Data excerpts:
* * * * * * * * *

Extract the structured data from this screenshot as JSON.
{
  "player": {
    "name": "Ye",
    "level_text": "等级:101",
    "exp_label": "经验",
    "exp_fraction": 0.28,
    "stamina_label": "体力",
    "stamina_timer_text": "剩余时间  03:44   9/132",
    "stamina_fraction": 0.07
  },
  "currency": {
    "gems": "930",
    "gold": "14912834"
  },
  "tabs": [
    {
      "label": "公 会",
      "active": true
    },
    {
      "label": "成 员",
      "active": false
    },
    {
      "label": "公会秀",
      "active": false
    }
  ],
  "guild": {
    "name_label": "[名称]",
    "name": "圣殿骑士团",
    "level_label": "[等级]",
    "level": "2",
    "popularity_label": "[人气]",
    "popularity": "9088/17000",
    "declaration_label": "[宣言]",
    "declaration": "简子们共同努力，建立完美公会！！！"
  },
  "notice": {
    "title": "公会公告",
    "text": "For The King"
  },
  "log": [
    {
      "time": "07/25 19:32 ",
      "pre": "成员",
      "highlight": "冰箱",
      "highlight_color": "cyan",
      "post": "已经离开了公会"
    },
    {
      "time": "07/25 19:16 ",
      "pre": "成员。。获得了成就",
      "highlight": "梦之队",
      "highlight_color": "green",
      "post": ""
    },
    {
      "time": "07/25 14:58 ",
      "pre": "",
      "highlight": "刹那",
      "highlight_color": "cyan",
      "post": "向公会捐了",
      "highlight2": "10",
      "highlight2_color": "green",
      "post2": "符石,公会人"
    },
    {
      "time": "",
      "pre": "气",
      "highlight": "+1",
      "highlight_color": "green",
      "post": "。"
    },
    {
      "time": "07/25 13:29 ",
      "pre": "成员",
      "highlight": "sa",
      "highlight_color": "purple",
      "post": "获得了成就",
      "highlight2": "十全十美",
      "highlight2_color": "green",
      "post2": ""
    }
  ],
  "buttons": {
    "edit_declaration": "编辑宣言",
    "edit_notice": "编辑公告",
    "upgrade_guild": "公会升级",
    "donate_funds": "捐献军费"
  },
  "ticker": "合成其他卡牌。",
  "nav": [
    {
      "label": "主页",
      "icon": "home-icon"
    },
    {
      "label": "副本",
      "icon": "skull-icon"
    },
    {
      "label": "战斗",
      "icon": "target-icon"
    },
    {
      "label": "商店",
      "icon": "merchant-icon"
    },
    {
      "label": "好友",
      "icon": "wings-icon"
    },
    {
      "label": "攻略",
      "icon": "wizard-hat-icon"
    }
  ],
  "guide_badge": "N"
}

* * * * * * * * *

EXERCISE DESCRIPTION: Reproduce the full listing exactly.

WRITTEN ANSWER:
Extract the structured data from this screenshot as JSON.
{
  "player": {
    "name": "Ye",
    "level_text": "等级:101",
    "exp_label": "经验",
    "exp_fraction": 0.28,
    "stamina_label": "体力",
    "stamina_timer_text": "剩余时间  03:44   9/132",
    "stamina_fraction": 0.07
  },
  "currency": {
    "gems": "930",
    "gold": "14912834"
  },
  "tabs": [
    {
      "label": "公 会",
      "active": true
    },
    {
      "label": "成 员",
      "active": false
    },
    {
      "label": "公会秀",
      "active": false
    }
  ],
  "guild": {
    "name_label": "[名称]",
    "name": "圣殿骑士团",
    "level_label": "[等级]",
    "level": "2",
    "popularity_label": "[人气]",
    "popularity": "9088/17000",
    "declaration_label": "[宣言]",
    "declaration": "简子们共同努力，建立完美公会！！！"
  },
  "notice": {
    "title": "公会公告",
    "text": "For The King"
  },
  "log": [
    {
      "time": "07/25 19:32 ",
      "pre": "成员",
      "highlight": "冰箱",
      "highlight_color": "cyan",
      "post": "已经离开了公会"
    },
    {
      "time": "07/25 19:16 ",
      "pre": "成员。。获得了成就",
      "highlight": "梦之队",
      "highlight_color": "green",
      "post": ""
    },
    {
      "time": "07/25 14:58 ",
      "pre": "",
      "highlight": "刹那",
      "highlight_color": "cyan",
      "post": "向公会捐了",
      "highlight2": "10",
      "highlight2_color": "green",
      "post2": "符石,公会人"
    },
    {
      "time": "",
      "pre": "气",
      "highlight": "+1",
      "highlight_color": "green",
      "post": "。"
    },
    {
      "time": "07/25 13:29 ",
      "pre": "成员",
      "highlight": "sa",
      "highlight_color": "purple",
      "post": "获得了成就",
      "highlight2": "十全十美",
      "highlight2_color": "green",
      "post2": ""
    }
  ],
  "buttons": {
    "edit_declaration": "编辑宣言",
    "edit_notice": "编辑公告",
    "upgrade_guild": "公会升级",
    "donate_funds": "捐献军费"
  },
  "ticker": "合成其他卡牌。",
  "nav": [
    {
      "label": "主页",
      "icon": "home-icon"
    },
    {
      "label": "副本",
      "icon": "skull-icon"
    },
    {
      "label": "战斗",
      "icon": "target-icon"
    },
    {
      "label": "商店",
      "icon": "merchant-icon"
    },
    {
      "label": "好友",
      "icon": "wings-icon"
    },
    {
      "label": "攻略",
      "icon": "wizard-hat-icon"
    }
  ],
  "guide_badge": "N"
}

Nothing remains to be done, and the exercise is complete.